* Work required *
The records underneath are to be repeated exactly, with the pictures left out.

**** Records provided ****

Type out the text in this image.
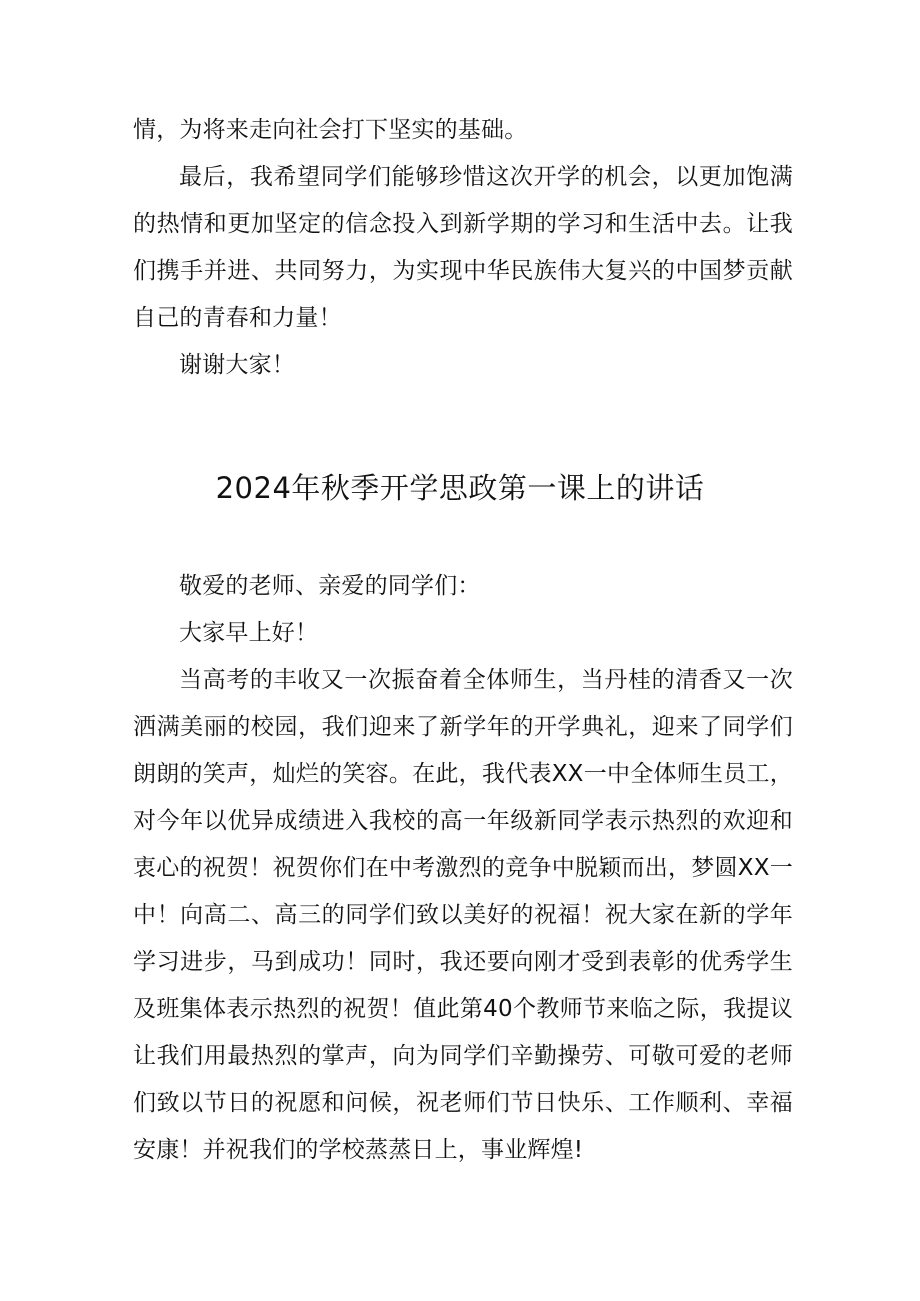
情，为将来走向社会打下坚实的基础。

最后，我希望同学们能够珍惜这次开学的机会，以更加饱满的热情和更加坚定的信念投入到新学期的学习和生活中去。让我们携手并进、共同努力，为实现中华民族伟大复兴的中国梦贡献自己的青春和力量！

谢谢大家！

2024年秋季开学思政第一课上的讲话

敬爱的老师、亲爱的同学们：

大家早上好！

当高考的丰收又一次振奋着全体师生，当丹桂的清香又一次洒满美丽的校园，我们迎来了新学年的开学典礼，迎来了同学们朗朗的笑声，灿烂的笑容。在此，我代表XX一中全体师生员工，对今年以优异成绩进入我校的高一年级新同学表示热烈的欢迎和衷心的祝贺！祝贺你们在中考激烈的竞争中脱颖而出，梦圆XX一中！向高二、高三的同学们致以美好的祝福！祝大家在新的学年学习进步，马到成功！同时，我还要向刚才受到表彰的优秀学生及班集体表示热烈的祝贺！值此第40个教师节来临之际，我提议让我们用最热烈的掌声，向为同学们辛勤操劳、可敬可爱的老师们致以节日的祝愿和问候，祝老师们节日快乐、工作顺利、幸福安康！并祝我们的学校蒸蒸日上，事业辉煌!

****

* Result *
Type out the text in this image.
情，为将来走向社会打下坚实的基础。

最后，我希望同学们能够珍惜这次开学的机会，以更加饱满的热情和更加坚定的信念投入到新学期的学习和生活中去。让我们携手并进、共同努力，为实现中华民族伟大复兴的中国梦贡献自己的青春和力量！

谢谢大家！

2024年秋季开学思政第一课上的讲话

敬爱的老师、亲爱的同学们：

大家早上好！

当高考的丰收又一次振奋着全体师生，当丹桂的清香又一次洒满美丽的校园，我们迎来了新学年的开学典礼，迎来了同学们朗朗的笑声，灿烂的笑容。在此，我代表XX一中全体师生员工，对今年以优异成绩进入我校的高一年级新同学表示热烈的欢迎和衷心的祝贺！祝贺你们在中考激烈的竞争中脱颖而出，梦圆XX一中！向高二、高三的同学们致以美好的祝福！祝大家在新的学年学习进步，马到成功！同时，我还要向刚才受到表彰的优秀学生及班集体表示热烈的祝贺！值此第40个教师节来临之际，我提议让我们用最热烈的掌声，向为同学们辛勤操劳、可敬可爱的老师们致以节日的祝愿和问候，祝老师们节日快乐、工作顺利、幸福安康！并祝我们的学校蒸蒸日上，事业辉煌!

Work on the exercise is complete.